▶ _Work to be completed_
Print the whole listing exactly.

▶ _Supplied entries_
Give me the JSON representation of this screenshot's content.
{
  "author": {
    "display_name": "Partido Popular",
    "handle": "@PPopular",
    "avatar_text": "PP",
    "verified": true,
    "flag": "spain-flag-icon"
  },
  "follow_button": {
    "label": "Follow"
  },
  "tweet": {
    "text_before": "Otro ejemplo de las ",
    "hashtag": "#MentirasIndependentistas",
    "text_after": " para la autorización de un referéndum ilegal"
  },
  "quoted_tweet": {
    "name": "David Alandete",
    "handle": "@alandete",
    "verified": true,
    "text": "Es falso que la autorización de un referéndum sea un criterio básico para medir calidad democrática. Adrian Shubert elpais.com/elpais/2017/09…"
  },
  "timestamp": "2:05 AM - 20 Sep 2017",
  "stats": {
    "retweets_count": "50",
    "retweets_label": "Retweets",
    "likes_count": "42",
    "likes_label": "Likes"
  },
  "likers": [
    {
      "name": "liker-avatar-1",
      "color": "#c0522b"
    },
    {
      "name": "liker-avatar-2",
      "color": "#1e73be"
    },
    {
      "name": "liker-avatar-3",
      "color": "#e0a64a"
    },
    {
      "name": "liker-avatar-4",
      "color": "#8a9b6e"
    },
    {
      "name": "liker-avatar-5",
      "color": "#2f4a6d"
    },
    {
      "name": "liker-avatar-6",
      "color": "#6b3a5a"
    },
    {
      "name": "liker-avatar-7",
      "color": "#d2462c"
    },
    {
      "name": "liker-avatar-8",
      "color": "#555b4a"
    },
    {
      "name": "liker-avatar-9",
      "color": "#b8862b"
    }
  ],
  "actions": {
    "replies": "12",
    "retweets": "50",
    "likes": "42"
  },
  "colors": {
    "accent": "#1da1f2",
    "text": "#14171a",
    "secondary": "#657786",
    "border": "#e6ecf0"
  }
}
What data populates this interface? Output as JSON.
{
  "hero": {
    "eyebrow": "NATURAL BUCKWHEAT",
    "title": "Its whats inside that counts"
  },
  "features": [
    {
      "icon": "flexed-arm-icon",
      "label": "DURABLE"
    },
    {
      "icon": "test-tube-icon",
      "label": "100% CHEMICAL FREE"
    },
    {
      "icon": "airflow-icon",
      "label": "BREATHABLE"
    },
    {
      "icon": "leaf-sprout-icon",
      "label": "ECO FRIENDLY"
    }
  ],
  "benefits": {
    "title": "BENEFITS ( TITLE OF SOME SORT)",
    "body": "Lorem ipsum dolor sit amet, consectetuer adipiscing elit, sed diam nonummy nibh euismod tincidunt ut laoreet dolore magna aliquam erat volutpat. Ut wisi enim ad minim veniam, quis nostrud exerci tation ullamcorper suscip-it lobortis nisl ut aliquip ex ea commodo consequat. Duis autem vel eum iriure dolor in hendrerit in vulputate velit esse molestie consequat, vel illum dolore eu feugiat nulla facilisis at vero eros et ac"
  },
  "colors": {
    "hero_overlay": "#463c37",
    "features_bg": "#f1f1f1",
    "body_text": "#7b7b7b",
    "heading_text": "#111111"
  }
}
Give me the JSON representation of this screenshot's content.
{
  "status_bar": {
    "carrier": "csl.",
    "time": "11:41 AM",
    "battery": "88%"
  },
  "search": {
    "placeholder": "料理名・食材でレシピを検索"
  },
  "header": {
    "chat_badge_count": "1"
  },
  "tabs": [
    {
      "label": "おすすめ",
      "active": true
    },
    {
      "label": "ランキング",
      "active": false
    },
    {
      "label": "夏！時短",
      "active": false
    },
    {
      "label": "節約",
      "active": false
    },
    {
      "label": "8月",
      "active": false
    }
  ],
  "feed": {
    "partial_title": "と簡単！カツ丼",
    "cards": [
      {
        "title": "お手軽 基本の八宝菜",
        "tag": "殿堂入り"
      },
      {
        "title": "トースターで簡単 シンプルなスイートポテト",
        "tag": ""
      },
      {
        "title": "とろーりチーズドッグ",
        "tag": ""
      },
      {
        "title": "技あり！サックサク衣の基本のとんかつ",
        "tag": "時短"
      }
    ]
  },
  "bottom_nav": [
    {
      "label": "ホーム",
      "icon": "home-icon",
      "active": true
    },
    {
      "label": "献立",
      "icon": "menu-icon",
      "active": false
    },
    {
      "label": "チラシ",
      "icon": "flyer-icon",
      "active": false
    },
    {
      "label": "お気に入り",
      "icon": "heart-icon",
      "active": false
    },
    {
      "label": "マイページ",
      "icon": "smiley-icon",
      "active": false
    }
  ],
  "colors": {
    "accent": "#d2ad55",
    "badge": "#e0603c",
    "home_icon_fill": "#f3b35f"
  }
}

▶ _Output below_
Give me the JSON representation of this screenshot's content.
{
  "author": {
    "display_name": "Partido Popular",
    "handle": "@PPopular",
    "avatar_text": "PP",
    "verified": true,
    "flag": "spain-flag-icon"
  },
  "follow_button": {
    "label": "Follow"
  },
  "tweet": {
    "text_before": "Otro ejemplo de las ",
    "hashtag": "#MentirasIndependentistas",
    "text_after": " para la autorización de un referéndum ilegal"
  },
  "quoted_tweet": {
    "name": "David Alandete",
    "handle": "@alandete",
    "verified": true,
    "text": "Es falso que la autorización de un referéndum sea un criterio básico para medir calidad democrática. Adrian Shubert elpais.com/elpais/2017/09…"
  },
  "timestamp": "2:05 AM - 20 Sep 2017",
  "stats": {
    "retweets_count": "50",
    "retweets_label": "Retweets",
    "likes_count": "42",
    "likes_label": "Likes"
  },
  "likers": [
    {
      "name": "liker-avatar-1",
      "color": "#c0522b"
    },
    {
      "name": "liker-avatar-2",
      "color": "#1e73be"
    },
    {
      "name": "liker-avatar-3",
      "color": "#e0a64a"
    },
    {
      "name": "liker-avatar-4",
      "color": "#8a9b6e"
    },
    {
      "name": "liker-avatar-5",
      "color": "#2f4a6d"
    },
    {
      "name": "liker-avatar-6",
      "color": "#6b3a5a"
    },
    {
      "name": "liker-avatar-7",
      "color": "#d2462c"
    },
    {
      "name": "liker-avatar-8",
      "color": "#555b4a"
    },
    {
      "name": "liker-avatar-9",
      "color": "#b8862b"
    }
  ],
  "actions": {
    "replies": "12",
    "retweets": "50",
    "likes": "42"
  },
  "colors": {
    "accent": "#1da1f2",
    "text": "#14171a",
    "secondary": "#657786",
    "border": "#e6ecf0"
  }
}
What data populates this interface? Output as JSON.
{
  "hero": {
    "eyebrow": "NATURAL BUCKWHEAT",
    "title": "Its whats inside that counts"
  },
  "features": [
    {
      "icon": "flexed-arm-icon",
      "label": "DURABLE"
    },
    {
      "icon": "test-tube-icon",
      "label": "100% CHEMICAL FREE"
    },
    {
      "icon": "airflow-icon",
      "label": "BREATHABLE"
    },
    {
      "icon": "leaf-sprout-icon",
      "label": "ECO FRIENDLY"
    }
  ],
  "benefits": {
    "title": "BENEFITS ( TITLE OF SOME SORT)",
    "body": "Lorem ipsum dolor sit amet, consectetuer adipiscing elit, sed diam nonummy nibh euismod tincidunt ut laoreet dolore magna aliquam erat volutpat. Ut wisi enim ad minim veniam, quis nostrud exerci tation ullamcorper suscip-it lobortis nisl ut aliquip ex ea commodo consequat. Duis autem vel eum iriure dolor in hendrerit in vulputate velit esse molestie consequat, vel illum dolore eu feugiat nulla facilisis at vero eros et ac"
  },
  "colors": {
    "hero_overlay": "#463c37",
    "features_bg": "#f1f1f1",
    "body_text": "#7b7b7b",
    "heading_text": "#111111"
  }
}
Give me the JSON representation of this screenshot's content.
{
  "status_bar": {
    "carrier": "csl.",
    "time": "11:41 AM",
    "battery": "88%"
  },
  "search": {
    "placeholder": "料理名・食材でレシピを検索"
  },
  "header": {
    "chat_badge_count": "1"
  },
  "tabs": [
    {
      "label": "おすすめ",
      "active": true
    },
    {
      "label": "ランキング",
      "active": false
    },
    {
      "label": "夏！時短",
      "active": false
    },
    {
      "label": "節約",
      "active": false
    },
    {
      "label": "8月",
      "active": false
    }
  ],
  "feed": {
    "partial_title": "と簡単！カツ丼",
    "cards": [
      {
        "title": "お手軽 基本の八宝菜",
        "tag": "殿堂入り"
      },
      {
        "title": "トースターで簡単 シンプルなスイートポテト",
        "tag": ""
      },
      {
        "title": "とろーりチーズドッグ",
        "tag": ""
      },
      {
        "title": "技あり！サックサク衣の基本のとんかつ",
        "tag": "時短"
      }
    ]
  },
  "bottom_nav": [
    {
      "label": "ホーム",
      "icon": "home-icon",
      "active": true
    },
    {
      "label": "献立",
      "icon": "menu-icon",
      "active": false
    },
    {
      "label": "チラシ",
      "icon": "flyer-icon",
      "active": false
    },
    {
      "label": "お気に入り",
      "icon": "heart-icon",
      "active": false
    },
    {
      "label": "マイページ",
      "icon": "smiley-icon",
      "active": false
    }
  ],
  "colors": {
    "accent": "#d2ad55",
    "badge": "#e0603c",
    "home_icon_fill": "#f3b35f"
  }
}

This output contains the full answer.